● What you need to do
Can you retype the text on the food labeling bill word for word, everything from "Introduction of the" down to "in the majority."?

● Text section
-=-=-

WASHINGTON, April 9, 2014 -- Reps. Mike Pompeo, R-Kan., and G. K. Butterfield, D-N.C., both members of the Energy and Commerce Committee, are introducing a bill today that creates a federal standard for voluntarily labeling foods that are not genetically modified and requires additional reviews for foods that contain genetically engineered ingredients, or “GMO” foods.
The "Safe and Accurate Food Labeling Act” aims to stem the tide of state legislative efforts to mandate labeling of food products containing genetically modified ingredients. The measure is backed by the Coalition for Safe Affordable Food, whose members include the Grocery Manufacturers Association.
Introduction of the bill in the Republican-controlled House is a big first step, backers say. Critics suggest any similar efforts will have trouble gaining traction in the Senate, where Democrats are in the majority.
“I don’t believe this is a partisan issue,” Pompeo told a small group of reporters Tuesday afternoon. “This technology is absolutely essential to feed billions of people on this planet.”

-=-=-

● Input data

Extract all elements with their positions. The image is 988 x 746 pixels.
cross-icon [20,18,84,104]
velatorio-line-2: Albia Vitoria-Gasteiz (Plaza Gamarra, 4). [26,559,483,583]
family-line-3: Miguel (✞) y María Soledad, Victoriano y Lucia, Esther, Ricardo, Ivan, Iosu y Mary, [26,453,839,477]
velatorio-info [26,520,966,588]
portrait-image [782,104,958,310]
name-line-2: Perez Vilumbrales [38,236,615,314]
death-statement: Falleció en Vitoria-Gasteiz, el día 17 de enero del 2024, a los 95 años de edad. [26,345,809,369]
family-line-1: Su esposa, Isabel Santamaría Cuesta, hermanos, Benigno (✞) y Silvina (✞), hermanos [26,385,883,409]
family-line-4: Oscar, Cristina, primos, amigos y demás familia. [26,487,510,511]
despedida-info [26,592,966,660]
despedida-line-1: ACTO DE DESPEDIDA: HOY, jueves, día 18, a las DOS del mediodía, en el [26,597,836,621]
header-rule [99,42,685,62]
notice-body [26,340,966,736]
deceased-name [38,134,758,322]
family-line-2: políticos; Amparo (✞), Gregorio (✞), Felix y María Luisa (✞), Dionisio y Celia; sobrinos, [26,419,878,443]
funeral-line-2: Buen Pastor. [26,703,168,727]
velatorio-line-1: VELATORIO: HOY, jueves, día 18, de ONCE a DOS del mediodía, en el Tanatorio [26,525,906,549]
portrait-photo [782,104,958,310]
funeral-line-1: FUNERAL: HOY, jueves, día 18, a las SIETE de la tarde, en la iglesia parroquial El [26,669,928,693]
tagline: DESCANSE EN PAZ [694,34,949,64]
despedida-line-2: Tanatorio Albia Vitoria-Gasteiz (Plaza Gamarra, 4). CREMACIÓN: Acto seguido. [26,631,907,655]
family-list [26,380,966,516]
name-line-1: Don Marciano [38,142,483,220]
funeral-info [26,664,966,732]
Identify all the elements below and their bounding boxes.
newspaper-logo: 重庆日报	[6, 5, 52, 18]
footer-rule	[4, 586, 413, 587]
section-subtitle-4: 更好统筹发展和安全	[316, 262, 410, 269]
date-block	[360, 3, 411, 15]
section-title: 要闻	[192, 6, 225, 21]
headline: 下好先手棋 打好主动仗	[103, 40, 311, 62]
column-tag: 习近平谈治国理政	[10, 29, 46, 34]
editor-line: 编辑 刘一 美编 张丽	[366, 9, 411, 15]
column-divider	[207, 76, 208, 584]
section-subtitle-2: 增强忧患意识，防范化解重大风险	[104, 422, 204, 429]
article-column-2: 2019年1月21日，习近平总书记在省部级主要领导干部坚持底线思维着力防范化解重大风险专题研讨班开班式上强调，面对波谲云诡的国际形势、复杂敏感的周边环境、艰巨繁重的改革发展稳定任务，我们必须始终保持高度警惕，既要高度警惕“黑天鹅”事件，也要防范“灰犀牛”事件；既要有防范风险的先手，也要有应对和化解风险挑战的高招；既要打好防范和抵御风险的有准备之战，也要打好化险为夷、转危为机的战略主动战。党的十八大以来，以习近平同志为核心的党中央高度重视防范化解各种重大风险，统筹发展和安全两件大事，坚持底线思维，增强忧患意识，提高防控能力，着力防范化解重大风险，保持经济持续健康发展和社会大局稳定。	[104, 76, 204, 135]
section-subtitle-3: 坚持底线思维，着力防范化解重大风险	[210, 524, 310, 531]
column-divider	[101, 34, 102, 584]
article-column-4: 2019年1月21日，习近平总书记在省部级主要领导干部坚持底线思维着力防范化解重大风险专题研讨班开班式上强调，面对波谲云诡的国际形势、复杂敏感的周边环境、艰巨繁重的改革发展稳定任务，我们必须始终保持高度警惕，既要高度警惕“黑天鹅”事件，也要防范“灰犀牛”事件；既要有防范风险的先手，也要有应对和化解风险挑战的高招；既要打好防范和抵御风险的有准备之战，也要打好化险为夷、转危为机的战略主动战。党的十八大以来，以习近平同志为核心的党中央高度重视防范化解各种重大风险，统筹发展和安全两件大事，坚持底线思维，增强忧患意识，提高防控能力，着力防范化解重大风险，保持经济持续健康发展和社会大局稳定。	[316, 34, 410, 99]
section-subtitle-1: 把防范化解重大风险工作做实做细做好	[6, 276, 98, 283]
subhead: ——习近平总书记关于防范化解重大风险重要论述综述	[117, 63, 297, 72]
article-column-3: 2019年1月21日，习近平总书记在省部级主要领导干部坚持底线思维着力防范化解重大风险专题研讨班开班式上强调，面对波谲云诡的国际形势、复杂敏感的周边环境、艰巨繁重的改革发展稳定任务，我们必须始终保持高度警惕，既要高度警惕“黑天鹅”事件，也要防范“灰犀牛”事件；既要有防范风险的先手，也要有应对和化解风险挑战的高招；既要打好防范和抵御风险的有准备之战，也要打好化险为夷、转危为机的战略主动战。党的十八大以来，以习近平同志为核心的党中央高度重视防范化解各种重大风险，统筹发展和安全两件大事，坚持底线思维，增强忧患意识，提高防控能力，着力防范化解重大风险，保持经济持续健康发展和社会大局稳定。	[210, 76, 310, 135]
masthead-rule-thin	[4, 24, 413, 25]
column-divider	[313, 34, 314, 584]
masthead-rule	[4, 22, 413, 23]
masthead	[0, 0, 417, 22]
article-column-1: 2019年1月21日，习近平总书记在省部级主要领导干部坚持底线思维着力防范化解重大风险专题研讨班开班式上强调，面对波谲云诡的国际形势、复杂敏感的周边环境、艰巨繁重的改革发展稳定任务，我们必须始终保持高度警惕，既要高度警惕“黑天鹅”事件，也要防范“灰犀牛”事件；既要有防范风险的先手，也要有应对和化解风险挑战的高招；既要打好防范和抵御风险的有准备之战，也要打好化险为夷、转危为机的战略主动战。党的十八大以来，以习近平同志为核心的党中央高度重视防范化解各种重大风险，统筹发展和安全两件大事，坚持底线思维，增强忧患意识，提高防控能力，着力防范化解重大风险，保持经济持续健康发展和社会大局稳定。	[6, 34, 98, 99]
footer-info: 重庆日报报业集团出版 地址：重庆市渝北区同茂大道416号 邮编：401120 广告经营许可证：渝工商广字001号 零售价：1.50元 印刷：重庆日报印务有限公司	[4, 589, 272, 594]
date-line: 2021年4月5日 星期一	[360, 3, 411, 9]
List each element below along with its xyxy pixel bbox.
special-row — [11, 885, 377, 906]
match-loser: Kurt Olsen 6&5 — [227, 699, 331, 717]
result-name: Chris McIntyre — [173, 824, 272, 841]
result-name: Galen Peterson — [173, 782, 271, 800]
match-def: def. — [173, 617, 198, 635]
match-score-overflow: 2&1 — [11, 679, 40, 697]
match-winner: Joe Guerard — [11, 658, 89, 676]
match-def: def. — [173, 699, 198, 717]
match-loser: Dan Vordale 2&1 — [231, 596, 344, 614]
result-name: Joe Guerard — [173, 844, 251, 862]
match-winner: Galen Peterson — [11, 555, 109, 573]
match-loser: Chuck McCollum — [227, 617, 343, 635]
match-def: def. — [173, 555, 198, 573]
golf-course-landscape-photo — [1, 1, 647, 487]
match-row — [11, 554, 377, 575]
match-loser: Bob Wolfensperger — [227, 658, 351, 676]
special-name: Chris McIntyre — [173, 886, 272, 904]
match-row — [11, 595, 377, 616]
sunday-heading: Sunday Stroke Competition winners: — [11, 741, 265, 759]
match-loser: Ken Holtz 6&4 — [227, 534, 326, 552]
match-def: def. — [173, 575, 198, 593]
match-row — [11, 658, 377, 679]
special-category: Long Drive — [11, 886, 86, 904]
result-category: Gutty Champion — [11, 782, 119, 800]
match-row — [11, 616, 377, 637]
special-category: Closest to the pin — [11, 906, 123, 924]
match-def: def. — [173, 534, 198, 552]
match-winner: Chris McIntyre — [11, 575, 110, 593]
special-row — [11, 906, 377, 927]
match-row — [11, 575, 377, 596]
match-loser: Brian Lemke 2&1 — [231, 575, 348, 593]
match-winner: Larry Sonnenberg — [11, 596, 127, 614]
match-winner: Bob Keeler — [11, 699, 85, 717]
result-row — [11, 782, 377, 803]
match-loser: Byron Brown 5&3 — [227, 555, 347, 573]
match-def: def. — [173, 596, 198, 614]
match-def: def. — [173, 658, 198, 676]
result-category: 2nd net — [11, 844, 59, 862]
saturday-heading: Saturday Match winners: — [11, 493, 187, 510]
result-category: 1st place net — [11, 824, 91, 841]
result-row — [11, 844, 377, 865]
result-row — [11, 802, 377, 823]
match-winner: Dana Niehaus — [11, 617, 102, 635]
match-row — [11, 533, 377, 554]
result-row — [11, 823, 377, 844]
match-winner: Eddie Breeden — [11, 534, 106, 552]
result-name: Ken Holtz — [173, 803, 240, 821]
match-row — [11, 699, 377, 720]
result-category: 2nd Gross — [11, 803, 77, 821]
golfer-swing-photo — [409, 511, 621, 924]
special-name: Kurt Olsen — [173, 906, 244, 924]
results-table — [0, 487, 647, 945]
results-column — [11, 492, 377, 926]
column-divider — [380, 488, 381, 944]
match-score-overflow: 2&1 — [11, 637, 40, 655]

-=-=-

● Response box
Introduction of the bill in the Republican-controlled House is a big first step, backers say. Critics suggest any similar efforts will have trouble gaining traction in the Senate, where Democrats are in the majority.